** The request **
Check each line for the word "seria" and give how many have it. Say nothing else.

** Exercise data **
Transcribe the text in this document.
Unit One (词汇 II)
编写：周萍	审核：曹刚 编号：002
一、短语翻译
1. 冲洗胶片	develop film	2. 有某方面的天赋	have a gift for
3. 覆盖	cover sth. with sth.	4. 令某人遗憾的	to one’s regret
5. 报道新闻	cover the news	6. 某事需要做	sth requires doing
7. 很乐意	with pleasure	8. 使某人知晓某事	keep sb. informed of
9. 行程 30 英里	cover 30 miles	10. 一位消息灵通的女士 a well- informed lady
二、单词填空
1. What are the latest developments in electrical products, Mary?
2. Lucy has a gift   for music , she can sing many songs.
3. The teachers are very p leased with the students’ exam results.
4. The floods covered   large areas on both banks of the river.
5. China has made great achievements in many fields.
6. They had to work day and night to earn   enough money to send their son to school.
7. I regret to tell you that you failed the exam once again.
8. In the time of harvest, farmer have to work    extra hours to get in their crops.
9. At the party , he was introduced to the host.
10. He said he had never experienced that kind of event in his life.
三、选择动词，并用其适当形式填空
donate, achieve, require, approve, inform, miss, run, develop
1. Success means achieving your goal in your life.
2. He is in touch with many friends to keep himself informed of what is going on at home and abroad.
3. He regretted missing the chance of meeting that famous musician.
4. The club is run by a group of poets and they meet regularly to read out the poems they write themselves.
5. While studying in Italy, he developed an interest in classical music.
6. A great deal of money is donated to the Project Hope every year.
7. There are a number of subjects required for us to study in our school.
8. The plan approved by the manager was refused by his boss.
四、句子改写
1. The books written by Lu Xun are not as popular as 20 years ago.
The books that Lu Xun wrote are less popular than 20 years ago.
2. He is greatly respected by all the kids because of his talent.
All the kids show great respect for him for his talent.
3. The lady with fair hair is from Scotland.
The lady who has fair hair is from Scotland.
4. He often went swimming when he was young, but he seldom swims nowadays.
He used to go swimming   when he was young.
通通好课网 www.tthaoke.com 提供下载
...
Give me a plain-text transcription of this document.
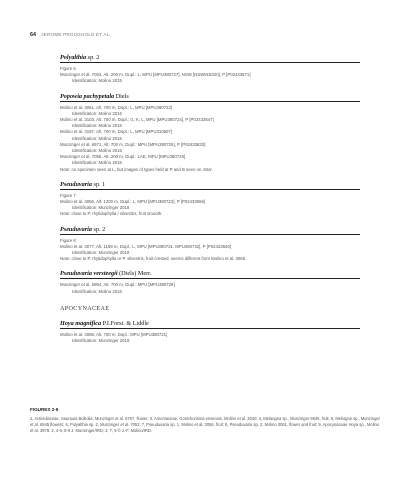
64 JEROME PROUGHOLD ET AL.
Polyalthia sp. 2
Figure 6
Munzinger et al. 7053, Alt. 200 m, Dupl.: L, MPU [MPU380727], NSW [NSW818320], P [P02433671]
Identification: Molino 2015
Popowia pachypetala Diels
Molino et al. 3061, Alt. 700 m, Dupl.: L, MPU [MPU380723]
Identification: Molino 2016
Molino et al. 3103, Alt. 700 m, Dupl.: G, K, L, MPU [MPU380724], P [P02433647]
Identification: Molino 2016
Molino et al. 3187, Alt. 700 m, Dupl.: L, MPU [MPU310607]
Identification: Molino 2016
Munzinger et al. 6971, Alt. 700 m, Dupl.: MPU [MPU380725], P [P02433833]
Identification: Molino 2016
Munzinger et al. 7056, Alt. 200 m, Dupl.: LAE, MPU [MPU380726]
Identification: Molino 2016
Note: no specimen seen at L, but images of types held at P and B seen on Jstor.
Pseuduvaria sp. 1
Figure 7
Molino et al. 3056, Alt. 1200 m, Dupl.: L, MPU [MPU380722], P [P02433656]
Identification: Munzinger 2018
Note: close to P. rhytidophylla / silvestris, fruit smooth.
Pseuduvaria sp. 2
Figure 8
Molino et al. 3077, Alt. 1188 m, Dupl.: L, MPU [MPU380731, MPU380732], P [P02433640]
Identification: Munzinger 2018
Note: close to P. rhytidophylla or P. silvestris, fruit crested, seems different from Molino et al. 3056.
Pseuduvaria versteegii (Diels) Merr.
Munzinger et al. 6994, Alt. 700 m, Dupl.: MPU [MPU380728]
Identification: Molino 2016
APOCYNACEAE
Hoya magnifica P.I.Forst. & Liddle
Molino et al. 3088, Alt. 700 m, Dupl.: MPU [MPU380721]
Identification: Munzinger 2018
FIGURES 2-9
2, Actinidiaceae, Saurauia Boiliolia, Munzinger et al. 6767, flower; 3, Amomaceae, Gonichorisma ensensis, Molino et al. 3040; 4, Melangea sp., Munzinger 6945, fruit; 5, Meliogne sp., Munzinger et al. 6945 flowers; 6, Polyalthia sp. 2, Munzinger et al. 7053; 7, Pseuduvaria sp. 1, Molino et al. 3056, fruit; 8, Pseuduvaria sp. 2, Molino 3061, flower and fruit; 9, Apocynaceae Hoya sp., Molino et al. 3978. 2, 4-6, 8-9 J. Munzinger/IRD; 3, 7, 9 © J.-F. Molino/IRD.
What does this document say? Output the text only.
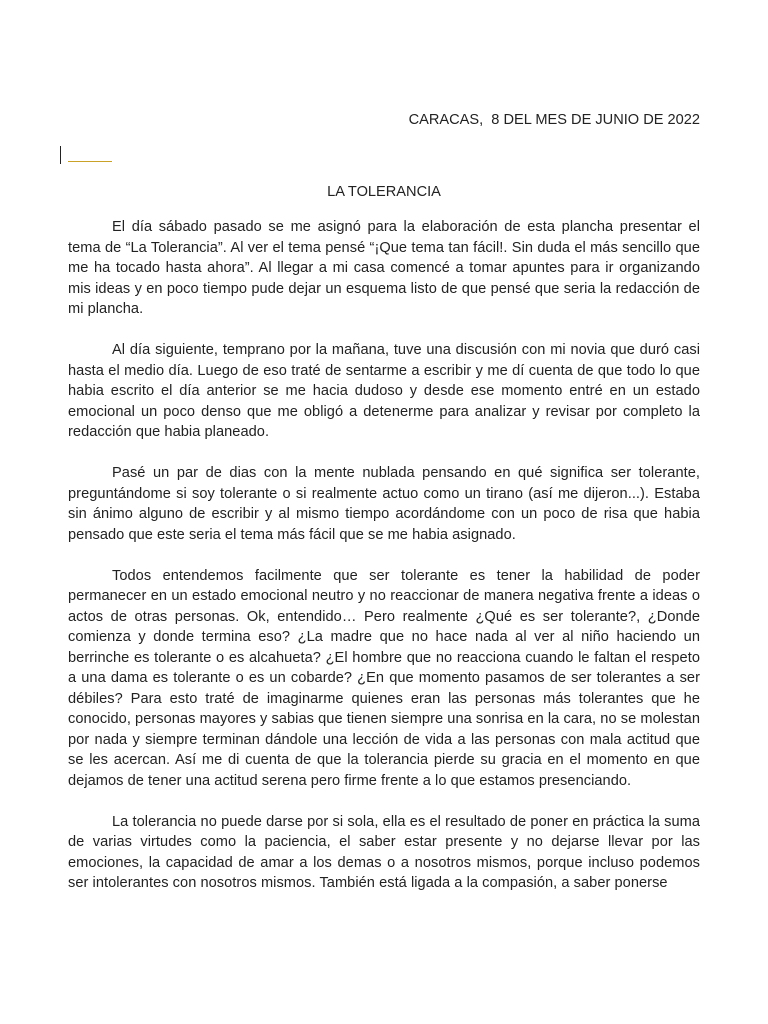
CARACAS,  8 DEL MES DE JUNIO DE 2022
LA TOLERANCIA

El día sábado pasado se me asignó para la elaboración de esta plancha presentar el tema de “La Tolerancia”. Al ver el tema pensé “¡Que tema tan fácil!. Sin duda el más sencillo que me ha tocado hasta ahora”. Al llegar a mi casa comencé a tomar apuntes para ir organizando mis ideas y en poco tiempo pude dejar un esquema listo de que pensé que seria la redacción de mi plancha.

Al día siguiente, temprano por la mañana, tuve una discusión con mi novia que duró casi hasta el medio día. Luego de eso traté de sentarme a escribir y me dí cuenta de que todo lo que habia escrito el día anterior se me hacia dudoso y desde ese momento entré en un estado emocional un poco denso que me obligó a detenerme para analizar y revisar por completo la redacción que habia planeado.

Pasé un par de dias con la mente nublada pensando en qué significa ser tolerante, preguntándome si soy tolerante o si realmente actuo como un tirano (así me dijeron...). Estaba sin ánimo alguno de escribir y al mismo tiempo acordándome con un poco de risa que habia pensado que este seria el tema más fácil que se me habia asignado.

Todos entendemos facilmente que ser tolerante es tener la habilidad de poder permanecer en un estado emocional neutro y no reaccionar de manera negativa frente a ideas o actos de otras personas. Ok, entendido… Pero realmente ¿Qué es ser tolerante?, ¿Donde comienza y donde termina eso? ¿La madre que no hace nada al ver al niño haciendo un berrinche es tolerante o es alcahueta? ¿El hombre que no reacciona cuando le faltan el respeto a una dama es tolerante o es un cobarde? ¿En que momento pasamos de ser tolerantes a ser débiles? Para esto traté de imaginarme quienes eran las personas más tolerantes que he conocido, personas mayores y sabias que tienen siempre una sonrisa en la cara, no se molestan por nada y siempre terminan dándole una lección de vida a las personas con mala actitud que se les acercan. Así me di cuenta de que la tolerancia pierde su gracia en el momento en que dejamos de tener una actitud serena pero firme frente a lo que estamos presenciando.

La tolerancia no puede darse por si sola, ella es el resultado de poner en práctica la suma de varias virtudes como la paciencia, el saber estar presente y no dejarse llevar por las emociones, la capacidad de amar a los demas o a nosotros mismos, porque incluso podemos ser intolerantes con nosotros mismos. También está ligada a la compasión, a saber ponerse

** Output for this task **
2